**GOAL**
For each line below that contains the string "Petersburg", copy that line.

━━ RECORD SET ━━

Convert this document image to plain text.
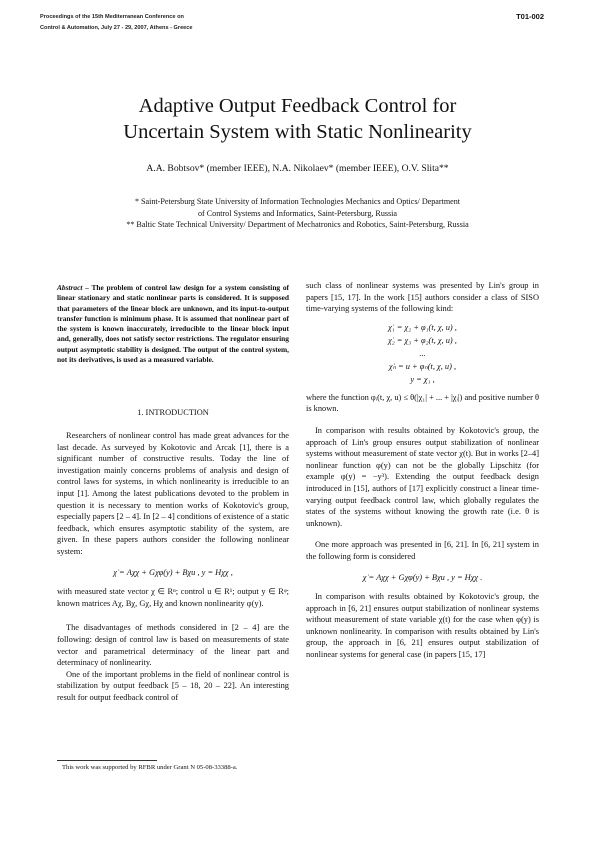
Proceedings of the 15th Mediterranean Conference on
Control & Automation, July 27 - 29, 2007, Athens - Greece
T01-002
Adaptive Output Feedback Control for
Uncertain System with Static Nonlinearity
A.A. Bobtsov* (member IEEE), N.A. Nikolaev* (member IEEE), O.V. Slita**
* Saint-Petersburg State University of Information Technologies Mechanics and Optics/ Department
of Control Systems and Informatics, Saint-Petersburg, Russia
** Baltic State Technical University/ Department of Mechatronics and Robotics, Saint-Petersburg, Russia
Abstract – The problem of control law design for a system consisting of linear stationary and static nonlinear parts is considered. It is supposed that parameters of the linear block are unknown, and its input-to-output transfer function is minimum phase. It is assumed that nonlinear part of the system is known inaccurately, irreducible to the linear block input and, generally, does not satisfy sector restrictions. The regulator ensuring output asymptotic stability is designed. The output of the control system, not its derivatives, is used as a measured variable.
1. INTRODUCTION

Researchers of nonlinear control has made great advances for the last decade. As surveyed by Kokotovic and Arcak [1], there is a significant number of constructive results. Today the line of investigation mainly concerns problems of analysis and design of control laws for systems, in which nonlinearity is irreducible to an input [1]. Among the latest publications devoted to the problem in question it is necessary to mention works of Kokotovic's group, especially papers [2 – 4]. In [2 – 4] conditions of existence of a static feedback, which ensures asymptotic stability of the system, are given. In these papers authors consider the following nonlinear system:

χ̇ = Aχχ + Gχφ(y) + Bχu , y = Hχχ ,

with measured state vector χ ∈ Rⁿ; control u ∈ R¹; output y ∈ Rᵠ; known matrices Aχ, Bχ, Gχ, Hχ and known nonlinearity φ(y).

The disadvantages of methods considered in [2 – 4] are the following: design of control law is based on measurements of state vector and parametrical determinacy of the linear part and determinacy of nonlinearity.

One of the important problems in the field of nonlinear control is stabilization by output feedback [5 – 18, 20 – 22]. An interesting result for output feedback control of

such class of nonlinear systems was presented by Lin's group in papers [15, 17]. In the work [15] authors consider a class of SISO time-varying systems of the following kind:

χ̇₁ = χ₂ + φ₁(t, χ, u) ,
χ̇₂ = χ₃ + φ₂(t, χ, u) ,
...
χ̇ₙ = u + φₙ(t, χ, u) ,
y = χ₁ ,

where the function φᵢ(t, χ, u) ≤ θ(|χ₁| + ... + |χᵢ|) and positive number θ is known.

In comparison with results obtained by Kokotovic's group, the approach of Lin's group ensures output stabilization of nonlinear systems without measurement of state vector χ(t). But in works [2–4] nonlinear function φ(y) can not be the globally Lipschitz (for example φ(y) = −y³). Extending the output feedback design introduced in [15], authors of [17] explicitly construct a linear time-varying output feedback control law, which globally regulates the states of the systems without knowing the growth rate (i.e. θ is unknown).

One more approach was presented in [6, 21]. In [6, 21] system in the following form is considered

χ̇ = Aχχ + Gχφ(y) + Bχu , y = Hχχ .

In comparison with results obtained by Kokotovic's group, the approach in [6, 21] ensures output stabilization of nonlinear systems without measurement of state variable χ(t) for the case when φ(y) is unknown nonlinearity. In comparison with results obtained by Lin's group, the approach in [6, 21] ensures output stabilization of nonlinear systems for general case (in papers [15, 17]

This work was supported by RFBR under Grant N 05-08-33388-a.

━━━

**REPLY**
* Saint-Petersburg State University of Information Technologies Mechanics and Optics/ Department
of Control Systems and Informatics, Saint-Petersburg, Russia
** Baltic State Technical University/ Department of Mechatronics and Robotics, Saint-Petersburg, Russia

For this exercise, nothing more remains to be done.